▶ [Task brief]: Revise the stretch from "Now that all" through "xr.set_options(keep_attrs=True)" in the climpred notebook page so that "gridded data" stands wherever "geospatial data" appears.

▶ [Document section]:
# Calculate metrics using climpred

---

Now that all of our model and observational data is ready for analysis, we can run this notebook and calculate various metrics using climpred across all models and seasons and compare how they do. It is recommended that you use `dask` to run this notebook as we are looking at geospatial data and making maps. You can start up a `dask` cluster by running the notebook `cluster.ipynb` and copying the Scheduler tcp number into this notebook.

In [1]:
import cftime
import numpy as np
import xarray as xr
import pandas as pd
xr.set_options(keep_attrs=True)
import climpred
import intake
from tqdm import tqdm
import dask.array as da
import matplotlib.pyplot as plt
from matplotlib.ticker import FixedLocator
import xskillscore as xs
import warnings
warnings.filterwarnings("ignore")

from dask.distributed import Client
import dask.config
dask.config.set({"array.slicing.split_large_chunks": False})

<dask.config.set at 0x2b741dee5400>

In [14]:
# Additional schnickschnack for state-dependence
#conda install -c conda-forge xesmf
! pip install intake-xarray

Defaulting to user installation because normal site-packages is not writeable


- Make sure you have copied the correct tcp here from the `cluster.ipynb` notebook

In [3]:
client = Client("tcp://10.12.206.46:46659")

## Here is where you choose your variable, metric and start/end time.

In [4]:
variable = "t2m" #can be t2m, tp, gh_500
metric = "acc" #can be rps, rmse, acc
data = "anom"
lead = "daily" #biweekly or daily
area = "geospatial"
start = "1999-01-01"
end = "2020-12-31" 
models = ["ECMWF","NCEP","ECCC"] #this notebook uses all three of these models

In [5]:
# Here we are just setting options for the different metrics and mapping.

Dataset excerpts:

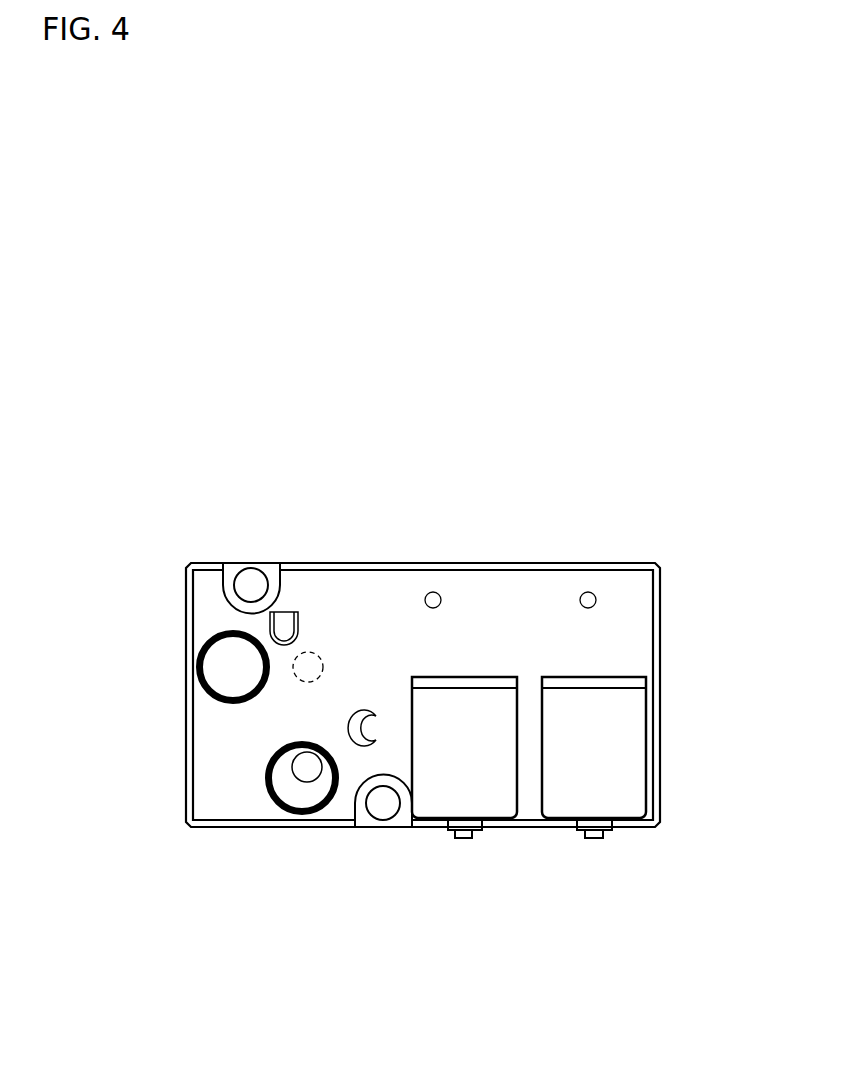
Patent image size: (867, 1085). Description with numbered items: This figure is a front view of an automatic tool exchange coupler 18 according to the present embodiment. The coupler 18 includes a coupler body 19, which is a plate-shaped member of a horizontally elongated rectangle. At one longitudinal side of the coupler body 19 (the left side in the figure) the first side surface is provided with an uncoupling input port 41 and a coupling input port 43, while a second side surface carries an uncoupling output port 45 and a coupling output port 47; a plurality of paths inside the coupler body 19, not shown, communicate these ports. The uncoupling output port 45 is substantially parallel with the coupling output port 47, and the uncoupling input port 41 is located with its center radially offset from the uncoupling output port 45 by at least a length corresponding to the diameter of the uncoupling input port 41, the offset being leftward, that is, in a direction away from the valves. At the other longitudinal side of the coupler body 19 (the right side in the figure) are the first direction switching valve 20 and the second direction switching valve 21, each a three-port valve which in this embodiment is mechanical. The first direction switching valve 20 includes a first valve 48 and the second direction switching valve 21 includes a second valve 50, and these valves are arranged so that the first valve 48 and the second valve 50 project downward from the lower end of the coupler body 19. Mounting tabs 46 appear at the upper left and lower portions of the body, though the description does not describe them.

The coupler 18 is at (716, 566).
The coupler body 19 is at (402, 580).
The first direction switching valve 20 is at (465, 728).
The second direction switching valve 21 is at (582, 730).
The uncoupling input port 41 is at (228, 667).
The coupling input port 43 is at (313, 798).
The uncoupling output port 45 is at (320, 652).
The mounting tab 46 is at (251, 585).
The coupling output port 47 is at (303, 772).
The first valve 48 is at (463, 840).
The second valve 50 is at (595, 840).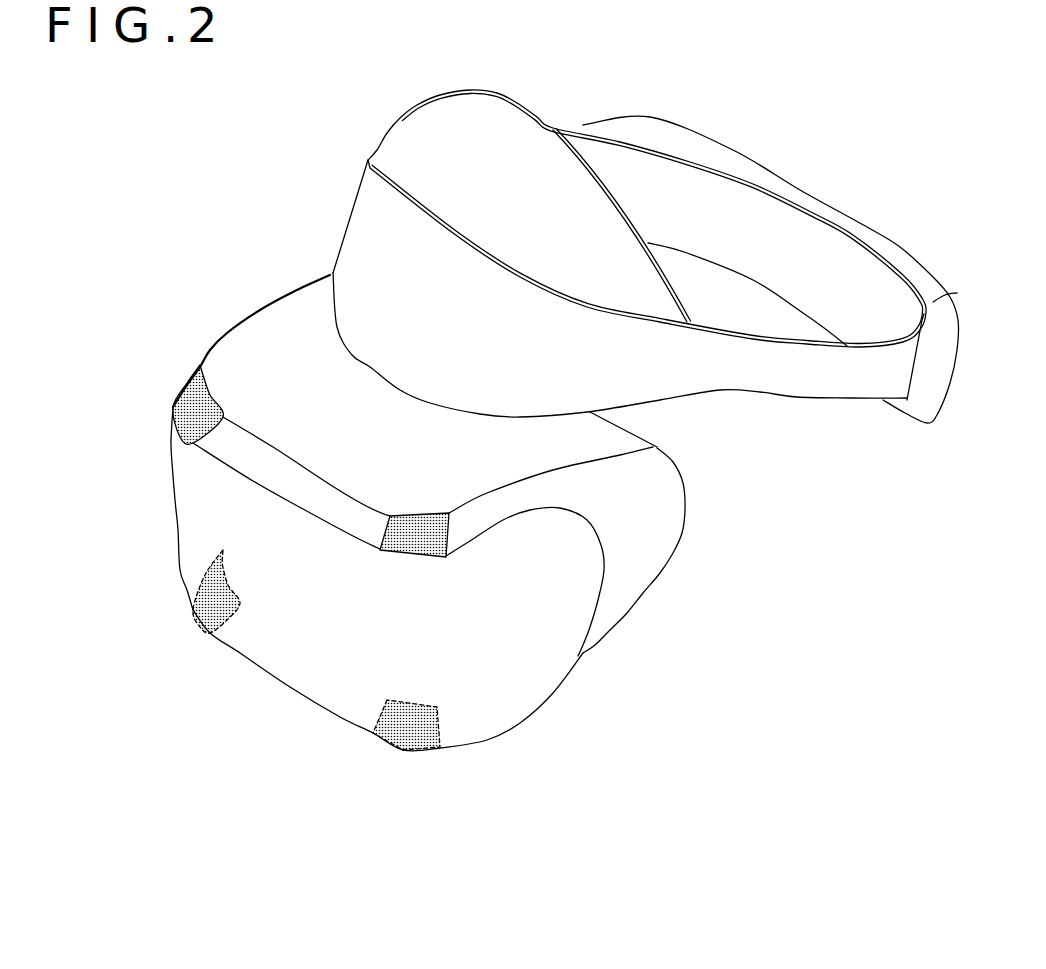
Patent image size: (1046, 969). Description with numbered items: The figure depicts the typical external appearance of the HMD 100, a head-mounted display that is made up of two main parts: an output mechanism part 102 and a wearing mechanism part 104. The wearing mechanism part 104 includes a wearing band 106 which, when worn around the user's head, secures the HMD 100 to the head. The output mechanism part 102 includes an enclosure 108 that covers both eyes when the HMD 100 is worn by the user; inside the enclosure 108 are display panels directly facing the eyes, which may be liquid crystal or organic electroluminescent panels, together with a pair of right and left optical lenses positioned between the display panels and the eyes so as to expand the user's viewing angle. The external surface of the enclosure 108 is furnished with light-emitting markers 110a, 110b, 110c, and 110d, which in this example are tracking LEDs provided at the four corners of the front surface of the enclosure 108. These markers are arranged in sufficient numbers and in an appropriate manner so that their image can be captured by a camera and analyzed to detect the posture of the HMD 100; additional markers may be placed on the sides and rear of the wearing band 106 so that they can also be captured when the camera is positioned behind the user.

The HMD 100 is at (515, 921).
The output mechanism part 102 is at (145, 455).
The wearing mechanism part 104 is at (851, 150).
The wearing band 106 is at (797, 397).
The enclosure 108 is at (543, 705).
The light-emitting marker 110a is at (197, 370).
The light-emitting marker 110b is at (417, 517).
The light-emitting marker 110c is at (210, 633).
The light-emitting marker 110d is at (397, 748).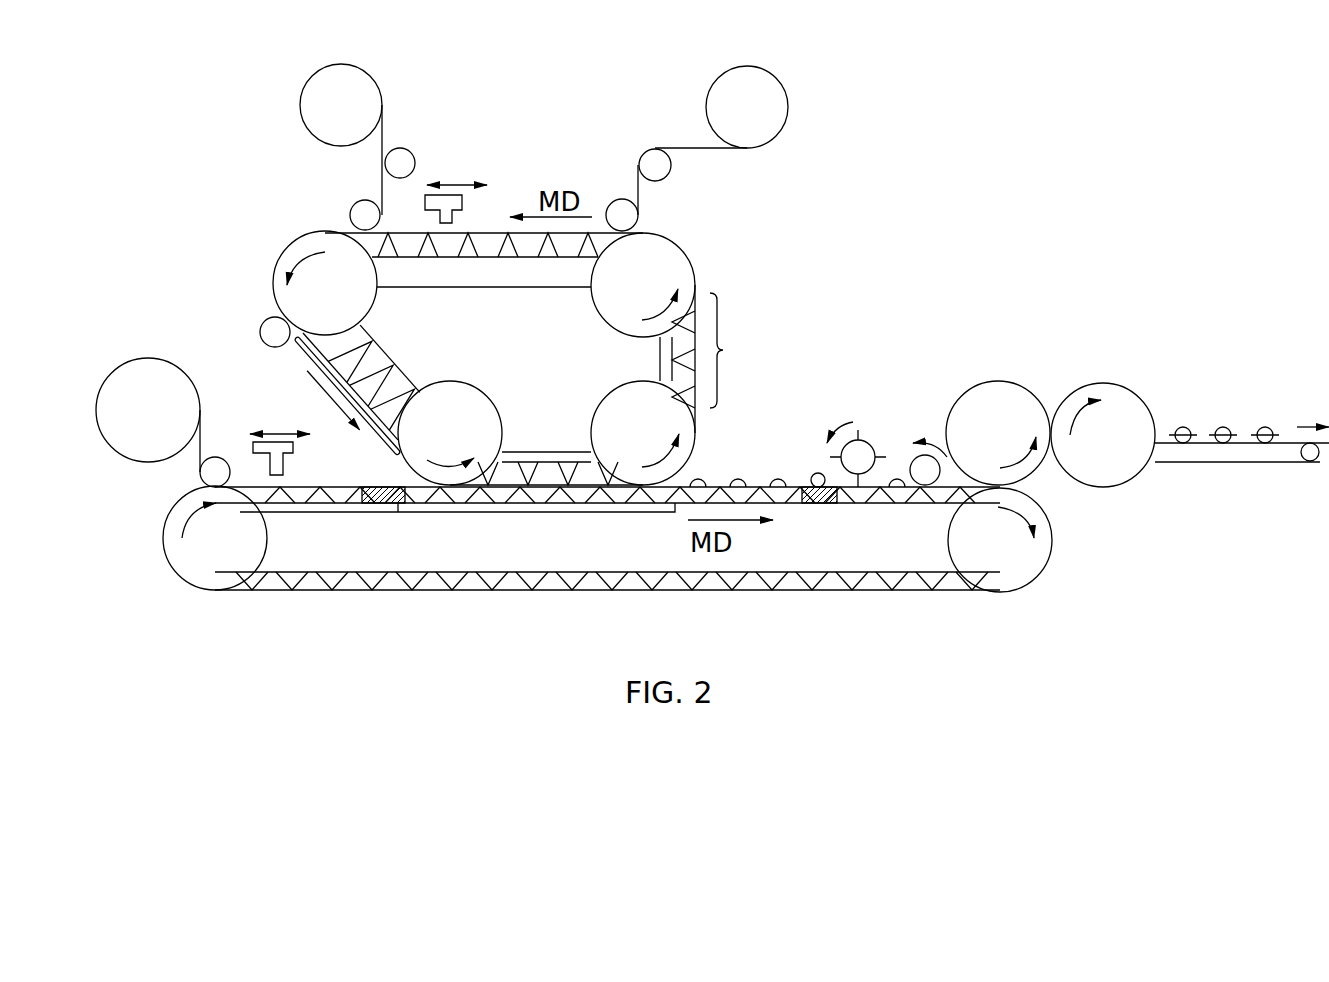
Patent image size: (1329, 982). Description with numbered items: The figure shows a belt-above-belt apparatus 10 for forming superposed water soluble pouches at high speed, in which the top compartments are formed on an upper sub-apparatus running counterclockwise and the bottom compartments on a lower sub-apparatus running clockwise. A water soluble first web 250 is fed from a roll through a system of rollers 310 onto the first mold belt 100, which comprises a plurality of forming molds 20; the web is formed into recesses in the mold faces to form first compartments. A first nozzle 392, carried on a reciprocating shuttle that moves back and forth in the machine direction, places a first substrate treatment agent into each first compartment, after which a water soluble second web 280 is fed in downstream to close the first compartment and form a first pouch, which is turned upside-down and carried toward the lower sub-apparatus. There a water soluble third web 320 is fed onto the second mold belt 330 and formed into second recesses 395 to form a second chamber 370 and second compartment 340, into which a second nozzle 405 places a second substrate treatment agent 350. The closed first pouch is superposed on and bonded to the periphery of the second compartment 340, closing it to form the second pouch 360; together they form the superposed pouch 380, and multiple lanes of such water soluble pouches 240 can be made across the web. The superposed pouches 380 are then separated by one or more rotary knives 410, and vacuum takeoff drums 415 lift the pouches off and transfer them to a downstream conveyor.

The apparatus 10 is at (818, 283).
The forming molds 20 is at (410, 248).
The first mold belt 100 is at (744, 350).
The superposed water soluble pouch 240 is at (733, 482).
The first web 250 is at (680, 147).
The second web 280 is at (380, 190).
The rollers 310 is at (360, 294).
The third web 320 is at (205, 442).
The second mold belt 330 is at (352, 592).
The second compartment 340 is at (377, 503).
The second substrate treatment agent 350 is at (383, 487).
The second pouch 360 is at (830, 503).
The second chamber 370 is at (817, 503).
The superposed pouch 380 is at (815, 474).
The first nozzle 392 is at (462, 203).
The second recesses 395 is at (398, 503).
The second nozzle 405 is at (277, 452).
The rotary knives 410 is at (922, 455).
The vacuum takeoff drums 415 is at (1102, 382).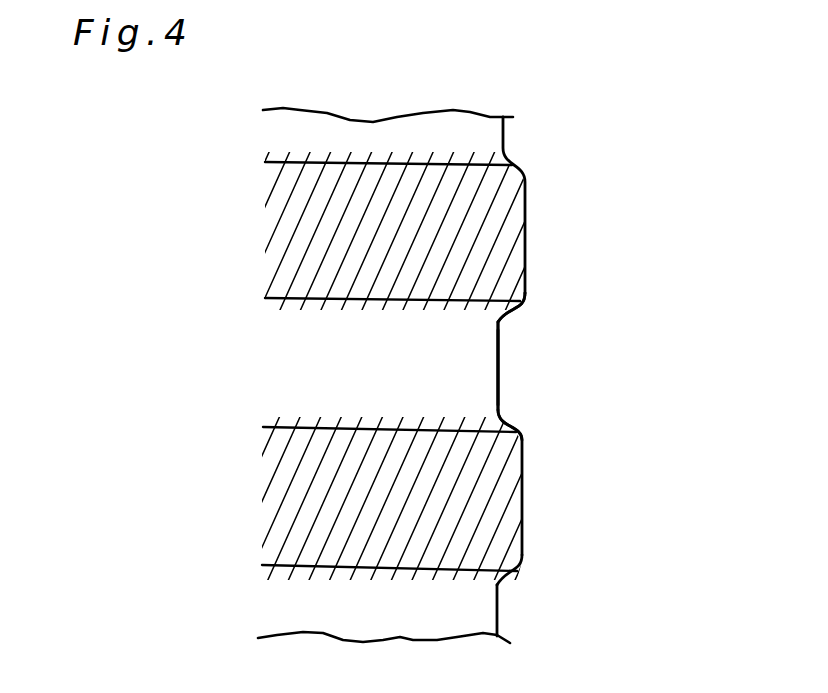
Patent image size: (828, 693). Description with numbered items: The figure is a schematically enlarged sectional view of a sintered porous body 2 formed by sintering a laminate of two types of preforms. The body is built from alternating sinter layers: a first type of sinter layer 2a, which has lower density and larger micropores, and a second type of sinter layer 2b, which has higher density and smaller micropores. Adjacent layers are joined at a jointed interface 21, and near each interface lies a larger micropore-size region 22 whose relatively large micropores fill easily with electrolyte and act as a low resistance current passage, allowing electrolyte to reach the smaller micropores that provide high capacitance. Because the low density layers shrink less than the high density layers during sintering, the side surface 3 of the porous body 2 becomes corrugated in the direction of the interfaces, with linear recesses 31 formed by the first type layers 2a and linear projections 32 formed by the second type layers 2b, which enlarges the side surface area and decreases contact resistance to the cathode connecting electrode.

The sintered porous body 2 is at (664, 118).
The first type of sinter layer 2a is at (521, 233).
The second type of sinter layer 2b is at (458, 370).
The side surface 3 is at (551, 444).
The linear recesses 31 is at (498, 389).
The linear projections 32 is at (524, 273).
The jointed interface 21 is at (363, 298).
The larger micropore-size region 22 is at (342, 242).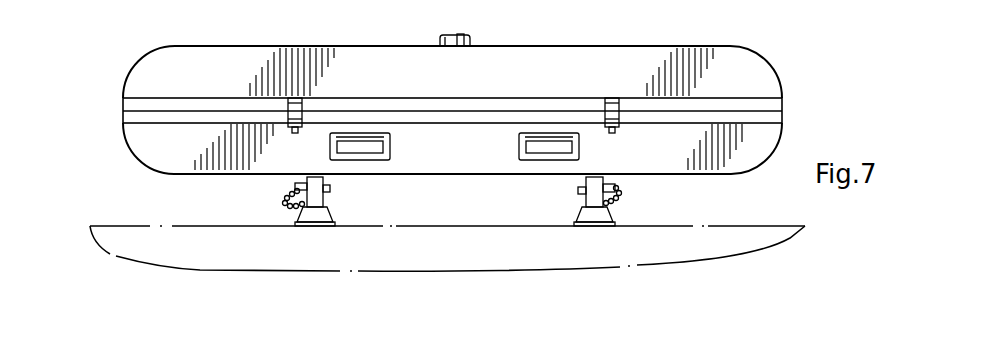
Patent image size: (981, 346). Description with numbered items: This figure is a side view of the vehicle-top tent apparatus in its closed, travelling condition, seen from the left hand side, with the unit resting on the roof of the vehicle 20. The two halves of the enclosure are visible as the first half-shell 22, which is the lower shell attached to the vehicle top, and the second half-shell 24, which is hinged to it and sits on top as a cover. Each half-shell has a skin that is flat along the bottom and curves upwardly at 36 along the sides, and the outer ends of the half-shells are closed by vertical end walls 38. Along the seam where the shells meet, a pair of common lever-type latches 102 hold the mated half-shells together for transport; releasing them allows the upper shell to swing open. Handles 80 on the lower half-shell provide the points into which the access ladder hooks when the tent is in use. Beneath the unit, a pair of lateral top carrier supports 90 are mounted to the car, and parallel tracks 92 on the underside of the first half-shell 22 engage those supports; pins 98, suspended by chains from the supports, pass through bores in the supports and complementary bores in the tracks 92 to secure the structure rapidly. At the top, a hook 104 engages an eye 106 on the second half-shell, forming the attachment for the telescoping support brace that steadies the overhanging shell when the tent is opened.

The vehicle 20 is at (143, 225).
The first half-shell 22 is at (793, 131).
The second half-shell 24 is at (786, 68).
The curved side portion of skin 36 is at (130, 150).
The vertical end wall 38 is at (286, 55).
The handle 80 is at (518, 152).
The lateral top carrier support 90 is at (316, 193).
The track 92 is at (327, 178).
The pin 98 is at (295, 186).
The lever-type latch 102 is at (306, 98).
The hook 104 is at (455, 40).
The eye 106 is at (468, 37).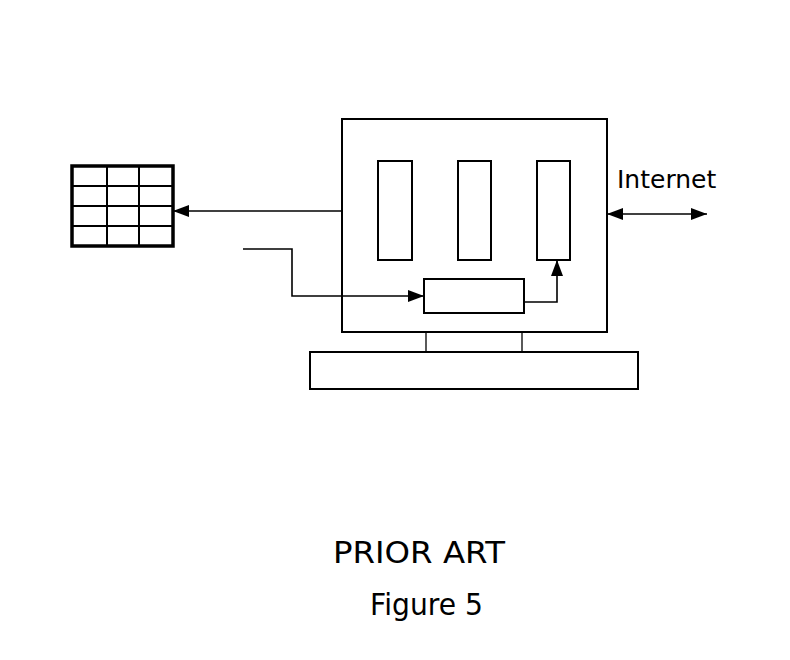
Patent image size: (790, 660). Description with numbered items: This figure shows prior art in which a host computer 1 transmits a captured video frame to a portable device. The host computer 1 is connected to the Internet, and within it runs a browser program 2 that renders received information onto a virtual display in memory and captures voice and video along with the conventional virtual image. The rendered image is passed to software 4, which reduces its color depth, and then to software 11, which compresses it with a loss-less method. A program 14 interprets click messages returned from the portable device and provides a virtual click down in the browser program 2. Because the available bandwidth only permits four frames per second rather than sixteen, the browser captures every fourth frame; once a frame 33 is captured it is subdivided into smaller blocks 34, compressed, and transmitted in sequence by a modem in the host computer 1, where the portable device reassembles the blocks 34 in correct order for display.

▶ [Full output]:
Now that all of our model and observational data is ready for analysis, we can run this notebook and calculate various metrics using climpred across all models and seasons and compare how they do. It is recommended that you use `dask` to run this notebook as we are looking at gridded data and making maps. You can start up a `dask` cluster by running the notebook `cluster.ipynb` and copying the Scheduler tcp number into this notebook.

In [1]:
import cftime
import numpy as np
import xarray as xr
import pandas as pd
xr.set_options(keep_attrs=True)